What to do
Reproduce each line of the material exactly, minus any picture.

(Stored entries)
-- BEGIN --
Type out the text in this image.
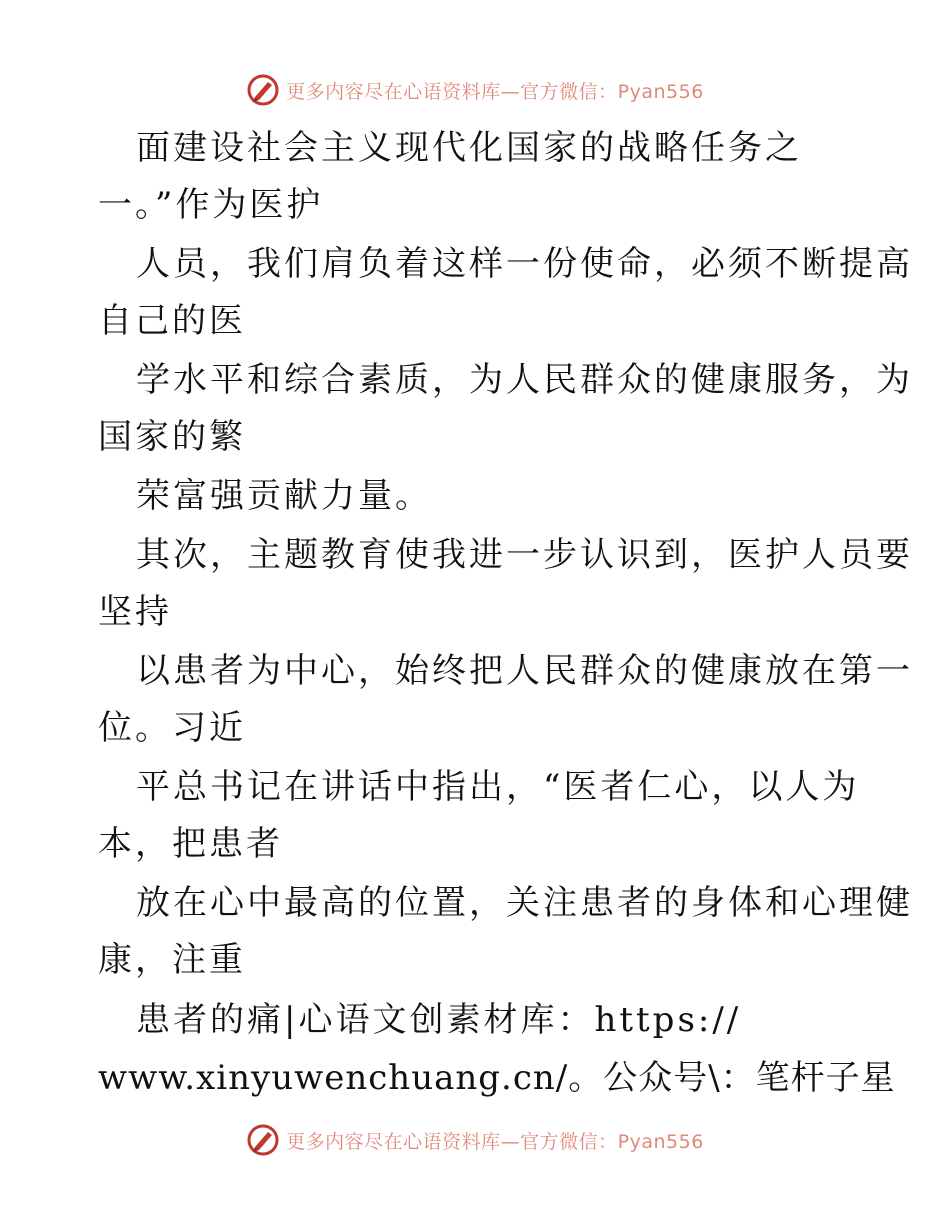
更多内容尽在心语资料库—官方微信：Pyan556
面建设社会主义现代化国家的战略任务之
一。”作为医护
人员，我们肩负着这样一份使命，必须不断提高
自己的医
学水平和综合素质，为人民群众的健康服务，为
国家的繁
荣富强贡献力量。
其次，主题教育使我进一步认识到，医护人员要
坚持
以患者为中心，始终把人民群众的健康放在第一
位。习近
平总书记在讲话中指出，“医者仁心，以人为
本，把患者
放在心中最高的位置，关注患者的身体和心理健
康，注重
患者的痛|心语文创素材库：https://
www.xinyuwenchuang.cn/。公众号\：笔杆子星
更多内容尽在心语资料库—官方微信：Pyan556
-- END --
Result
Type out the text in this image.
更多内容尽在心语资料库—官方微信：Pyan556
面建设社会主义现代化国家的战略任务之
一。”作为医护
人员，我们肩负着这样一份使命，必须不断提高
自己的医
学水平和综合素质，为人民群众的健康服务，为
国家的繁
荣富强贡献力量。
其次，主题教育使我进一步认识到，医护人员要
坚持
以患者为中心，始终把人民群众的健康放在第一
位。习近
平总书记在讲话中指出，“医者仁心，以人为
本，把患者
放在心中最高的位置，关注患者的身体和心理健
康，注重
患者的痛|心语文创素材库：https://
www.xinyuwenchuang.cn/。公众号\：笔杆子星
更多内容尽在心语资料库—官方微信：Pyan556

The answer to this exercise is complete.